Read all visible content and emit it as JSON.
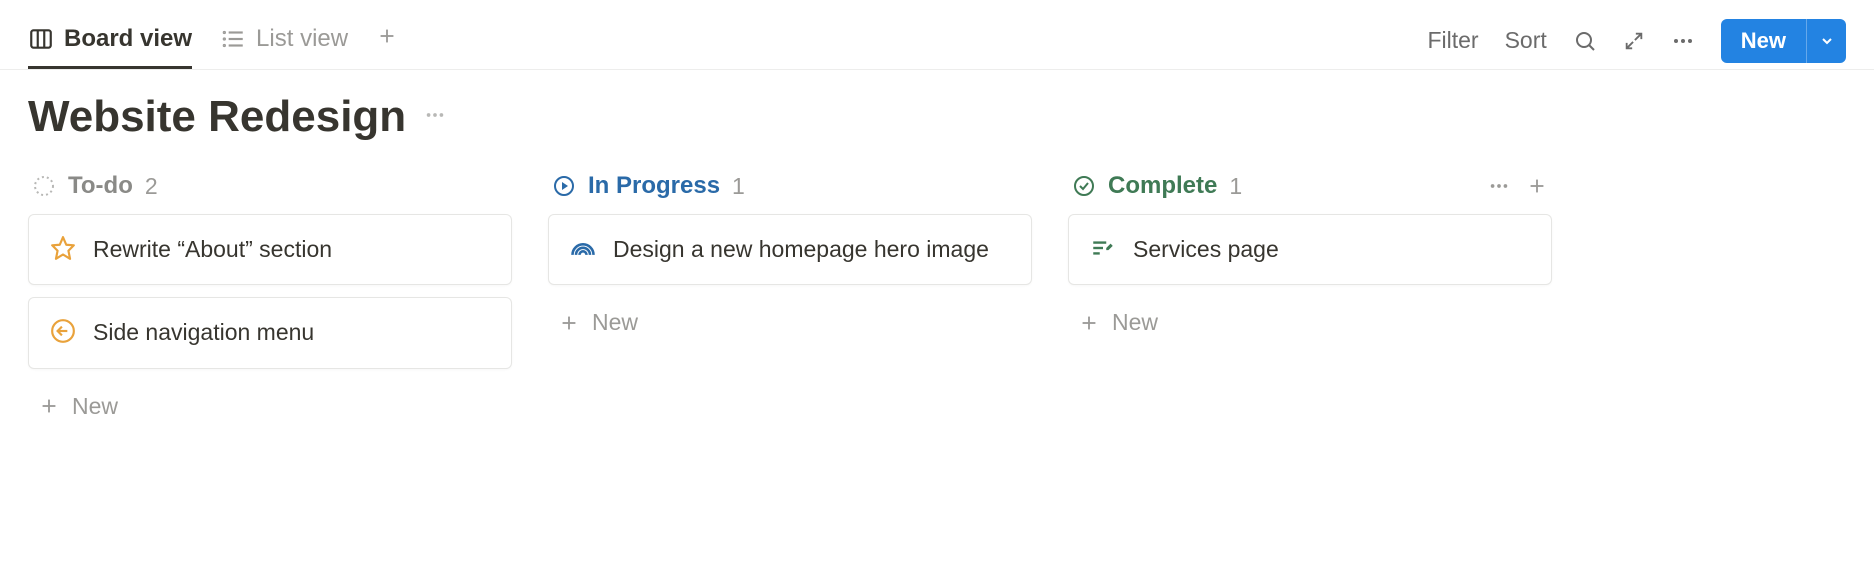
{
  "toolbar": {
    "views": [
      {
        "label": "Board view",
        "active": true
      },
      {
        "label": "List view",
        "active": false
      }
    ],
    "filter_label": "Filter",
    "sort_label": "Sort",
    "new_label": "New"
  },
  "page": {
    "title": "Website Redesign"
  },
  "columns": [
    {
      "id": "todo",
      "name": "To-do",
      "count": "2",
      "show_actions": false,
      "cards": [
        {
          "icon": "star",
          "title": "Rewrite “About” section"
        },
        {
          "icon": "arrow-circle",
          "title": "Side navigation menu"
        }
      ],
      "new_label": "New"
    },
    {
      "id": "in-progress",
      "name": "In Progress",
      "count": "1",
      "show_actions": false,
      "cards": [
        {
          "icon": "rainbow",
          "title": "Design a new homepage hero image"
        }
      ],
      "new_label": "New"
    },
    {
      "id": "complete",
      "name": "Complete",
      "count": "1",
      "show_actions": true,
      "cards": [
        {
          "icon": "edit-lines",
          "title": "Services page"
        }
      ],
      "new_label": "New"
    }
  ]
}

⁂

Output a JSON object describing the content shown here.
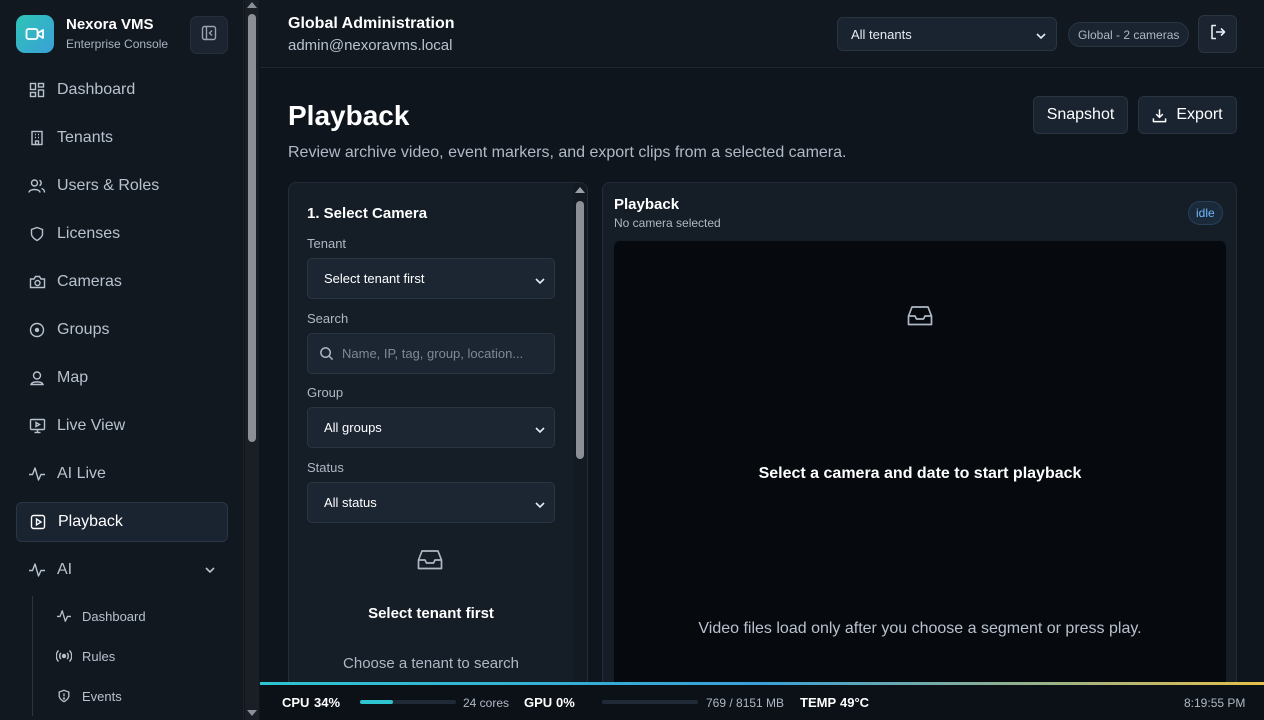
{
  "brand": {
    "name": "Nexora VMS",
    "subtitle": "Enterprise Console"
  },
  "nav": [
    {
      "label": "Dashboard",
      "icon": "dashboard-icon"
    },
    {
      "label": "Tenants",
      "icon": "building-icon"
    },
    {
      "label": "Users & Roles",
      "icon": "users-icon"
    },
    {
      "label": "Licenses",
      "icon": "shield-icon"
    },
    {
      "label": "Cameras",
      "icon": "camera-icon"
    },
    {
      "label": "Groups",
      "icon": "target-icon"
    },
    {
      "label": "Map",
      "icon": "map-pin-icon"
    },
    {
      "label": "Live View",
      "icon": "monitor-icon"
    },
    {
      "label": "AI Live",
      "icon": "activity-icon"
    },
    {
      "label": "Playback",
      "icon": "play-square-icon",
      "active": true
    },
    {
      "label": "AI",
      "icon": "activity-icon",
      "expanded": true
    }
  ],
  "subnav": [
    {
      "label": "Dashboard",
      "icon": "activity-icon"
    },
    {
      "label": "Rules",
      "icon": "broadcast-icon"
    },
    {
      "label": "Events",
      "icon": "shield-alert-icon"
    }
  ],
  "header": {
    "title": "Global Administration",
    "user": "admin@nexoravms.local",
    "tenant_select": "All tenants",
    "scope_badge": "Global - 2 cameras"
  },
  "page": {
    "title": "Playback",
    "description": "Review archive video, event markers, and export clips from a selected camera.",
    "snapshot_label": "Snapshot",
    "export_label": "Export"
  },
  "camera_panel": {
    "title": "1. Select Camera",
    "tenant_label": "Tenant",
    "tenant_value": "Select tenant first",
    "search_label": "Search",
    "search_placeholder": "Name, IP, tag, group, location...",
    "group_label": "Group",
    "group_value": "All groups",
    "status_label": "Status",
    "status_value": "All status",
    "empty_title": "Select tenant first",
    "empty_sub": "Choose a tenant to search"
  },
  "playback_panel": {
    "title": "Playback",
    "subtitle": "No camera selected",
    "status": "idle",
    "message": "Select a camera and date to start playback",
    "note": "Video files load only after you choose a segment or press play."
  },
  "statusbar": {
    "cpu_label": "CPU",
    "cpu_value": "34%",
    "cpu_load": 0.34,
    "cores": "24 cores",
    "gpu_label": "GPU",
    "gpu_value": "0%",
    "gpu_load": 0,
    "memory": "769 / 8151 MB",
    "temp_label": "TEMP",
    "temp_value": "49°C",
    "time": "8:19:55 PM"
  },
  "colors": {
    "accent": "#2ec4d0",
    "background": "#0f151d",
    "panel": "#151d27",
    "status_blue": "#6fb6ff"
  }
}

⁂

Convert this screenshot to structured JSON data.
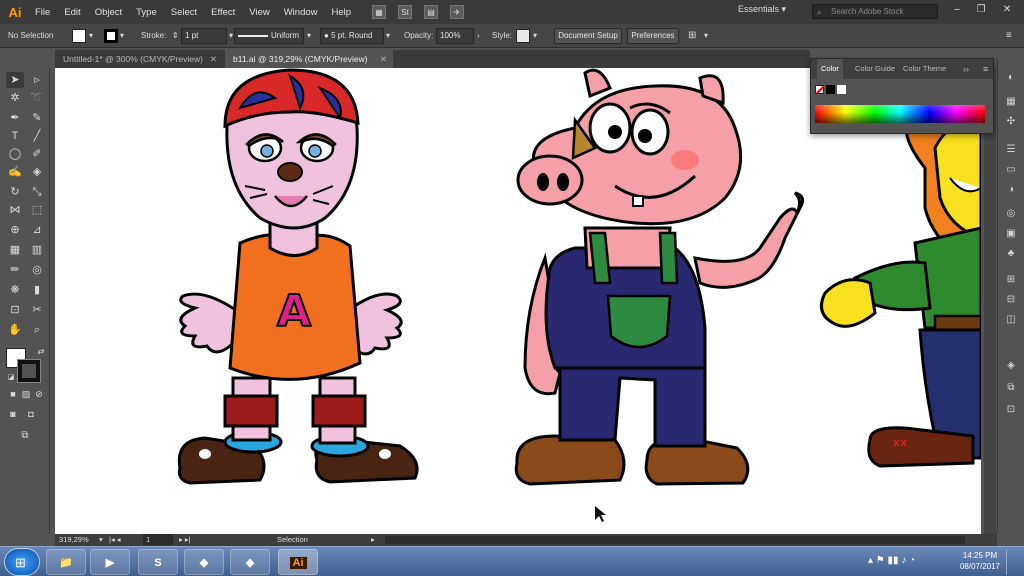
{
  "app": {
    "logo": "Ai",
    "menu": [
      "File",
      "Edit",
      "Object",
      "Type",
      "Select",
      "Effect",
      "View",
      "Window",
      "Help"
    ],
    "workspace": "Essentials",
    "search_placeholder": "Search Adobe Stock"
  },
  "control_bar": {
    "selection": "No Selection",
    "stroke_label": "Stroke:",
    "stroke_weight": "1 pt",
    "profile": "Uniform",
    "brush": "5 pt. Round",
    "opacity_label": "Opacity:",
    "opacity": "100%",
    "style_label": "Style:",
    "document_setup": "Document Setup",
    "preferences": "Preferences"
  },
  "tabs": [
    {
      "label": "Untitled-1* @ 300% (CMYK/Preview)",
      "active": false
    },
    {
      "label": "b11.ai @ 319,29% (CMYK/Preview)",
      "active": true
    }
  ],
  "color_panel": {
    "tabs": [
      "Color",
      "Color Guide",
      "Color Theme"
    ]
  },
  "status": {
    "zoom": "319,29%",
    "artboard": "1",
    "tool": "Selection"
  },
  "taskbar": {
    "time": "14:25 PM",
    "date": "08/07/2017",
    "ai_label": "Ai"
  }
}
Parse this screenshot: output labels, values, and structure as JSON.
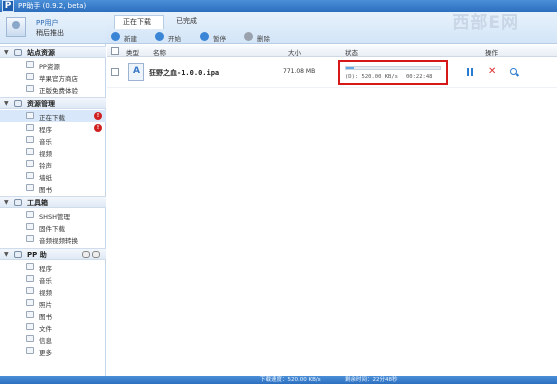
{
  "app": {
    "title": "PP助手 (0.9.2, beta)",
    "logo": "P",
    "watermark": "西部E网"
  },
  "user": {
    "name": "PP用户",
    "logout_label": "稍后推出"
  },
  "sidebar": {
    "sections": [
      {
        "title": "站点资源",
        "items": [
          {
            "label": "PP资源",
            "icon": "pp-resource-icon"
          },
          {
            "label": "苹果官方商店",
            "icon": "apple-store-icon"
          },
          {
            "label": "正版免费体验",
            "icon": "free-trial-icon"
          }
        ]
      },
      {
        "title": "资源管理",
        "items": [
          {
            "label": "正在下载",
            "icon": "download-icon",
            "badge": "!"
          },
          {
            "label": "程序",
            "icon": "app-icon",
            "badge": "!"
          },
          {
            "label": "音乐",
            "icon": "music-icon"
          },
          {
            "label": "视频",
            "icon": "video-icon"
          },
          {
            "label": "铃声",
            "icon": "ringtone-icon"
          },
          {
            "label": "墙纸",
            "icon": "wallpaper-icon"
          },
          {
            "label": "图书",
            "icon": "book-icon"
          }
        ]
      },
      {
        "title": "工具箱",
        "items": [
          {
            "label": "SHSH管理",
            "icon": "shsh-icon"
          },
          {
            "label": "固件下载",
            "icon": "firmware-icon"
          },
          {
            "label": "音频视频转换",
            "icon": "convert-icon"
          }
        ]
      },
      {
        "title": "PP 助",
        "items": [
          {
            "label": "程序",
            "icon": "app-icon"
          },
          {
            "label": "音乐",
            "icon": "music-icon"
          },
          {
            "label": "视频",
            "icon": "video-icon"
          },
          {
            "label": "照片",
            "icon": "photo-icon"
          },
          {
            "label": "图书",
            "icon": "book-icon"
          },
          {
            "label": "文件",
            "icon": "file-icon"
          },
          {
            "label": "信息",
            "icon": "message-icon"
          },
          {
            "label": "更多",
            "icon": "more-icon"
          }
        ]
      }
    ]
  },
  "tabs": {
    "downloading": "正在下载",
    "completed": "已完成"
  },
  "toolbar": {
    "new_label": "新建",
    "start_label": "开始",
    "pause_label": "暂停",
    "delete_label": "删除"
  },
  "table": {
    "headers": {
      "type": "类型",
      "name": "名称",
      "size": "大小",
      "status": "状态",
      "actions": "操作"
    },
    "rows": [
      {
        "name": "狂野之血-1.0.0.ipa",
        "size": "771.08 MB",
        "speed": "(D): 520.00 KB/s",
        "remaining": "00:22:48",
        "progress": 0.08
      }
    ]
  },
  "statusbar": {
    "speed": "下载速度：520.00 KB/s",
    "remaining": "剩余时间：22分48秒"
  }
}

⁂

> _REQUIRED TASK_: Look over the listing. Pull out every line with the string "content" in it.

> _SOLUTION_:
Read all visible content and emit it as JSON.
Output a JSON object describing the content shown here.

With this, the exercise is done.